▶ [Textauszug]
■ ■ ■ ■

Meine sehr geehrten Damen und Herren, ich begrüße Sie zur 103. Sitzung des Landtages. Ich stelle fest, dass der Landtag ordnungsgemäß einberufen wurde und beschlussfähig ist. Die Sitzung ist eröffnet. Die vorläufige Tagesordnung der 103. und 104. Sitzung liegt Ihnen vor.
Auf Drucksache 6/4621 liegt Ihnen ein Dringlichkeits- antrag der Fraktionen der SPD, CDU, DIE LINKE und BÜNDNIS 90/DIE GRÜNEN – Rechtsextremistisch und fremdenfeindlich motivierte Gewalttaten stoppen für ein weltoffenes friedliches und tolerantes Mecklenburg-Vor- pommern – vor. Im Ältestenrat ist vereinbart worden, die Tagesordnung um diese Vorlage zu erweitern. Der Tagesordnungspunkt wird am Donnerstag nach dem Tagesordnungspunkt 20 aufgerufen. Wird der so geänderten vorläufigen Tagesordnung widersprochen? – Das ist nicht der Fall. Damit gilt die Tagesordnung der 103. und 104. Sitzung gemäß Paragraf 73 Absatz 3 unserer Geschäftsordnung als festgestellt.

■ ■ ■ ■

▶ [Vorliegende Daten]
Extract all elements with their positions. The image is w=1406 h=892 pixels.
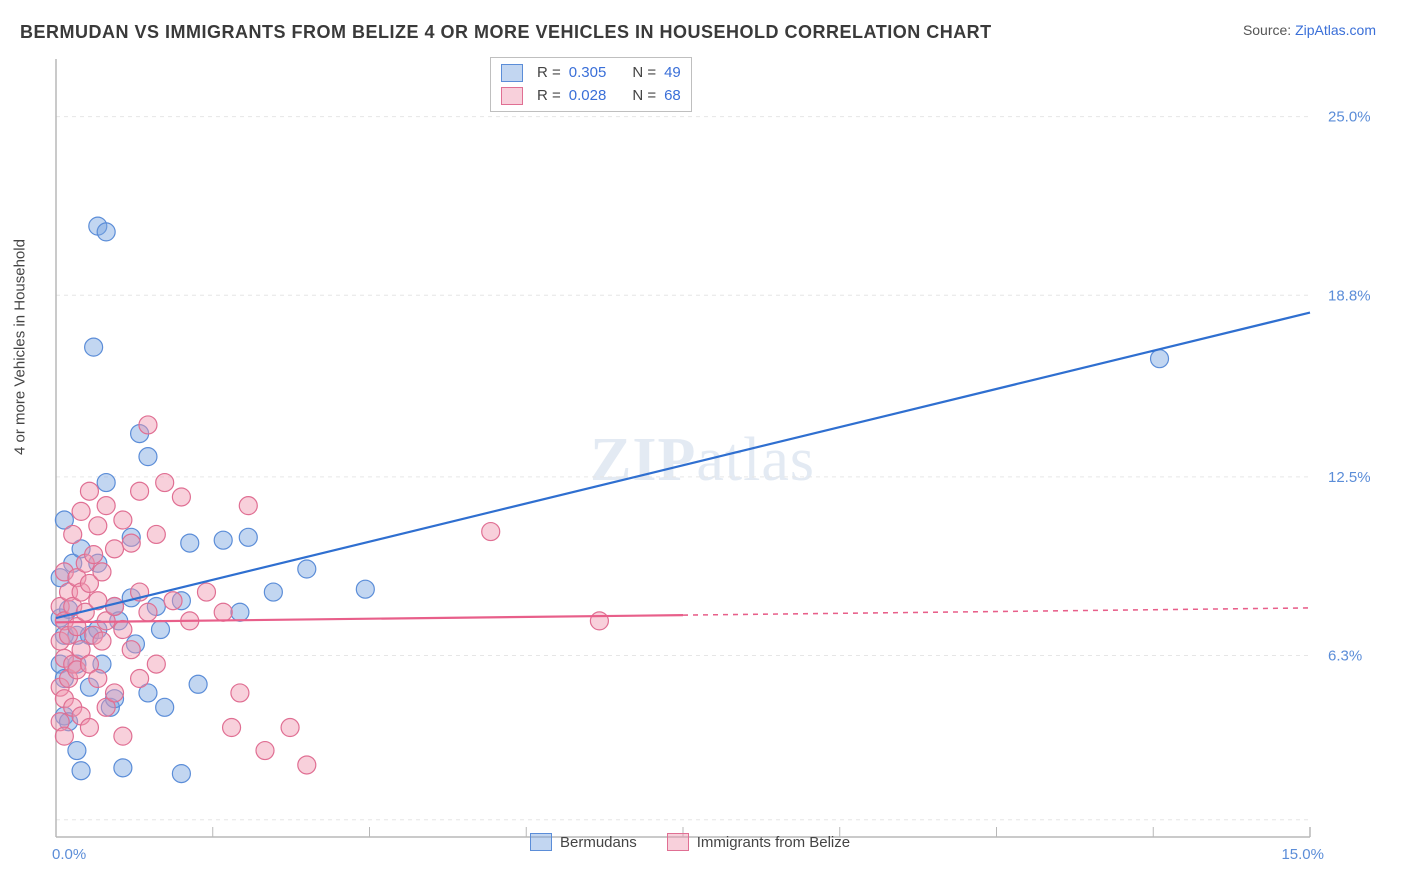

■ ■ ■ ■

▶ [Aufgaben]
1) Gib aus dem Textauszug wortgetreu den Abschnitt wieder, der mit den Worten "Meine sehr geehrten" anfängt und mit "liegt Ihnen vor." aufhört.
2) Welche Fraktionen haben laut Textauszug den Dringlichkeitsantrag eingebracht? Zähle alle auf.
Die Daten braucht man hier nicht.

▶ [Lösungen]
1)
Meine sehr geehrten Damen und Herren, ich begrüße Sie zur 103. Sitzung des Landtages. Ich stelle fest, dass der Landtag ordnungsgemäß einberufen wurde und beschlussfähig ist. Die Sitzung ist eröffnet. Die vorläufige Tagesordnung der 103. und 104. Sitzung liegt Ihnen vor.

2) SPD, CDU, DIE LINKE, BÜNDNIS 90/DIE GRÜNEN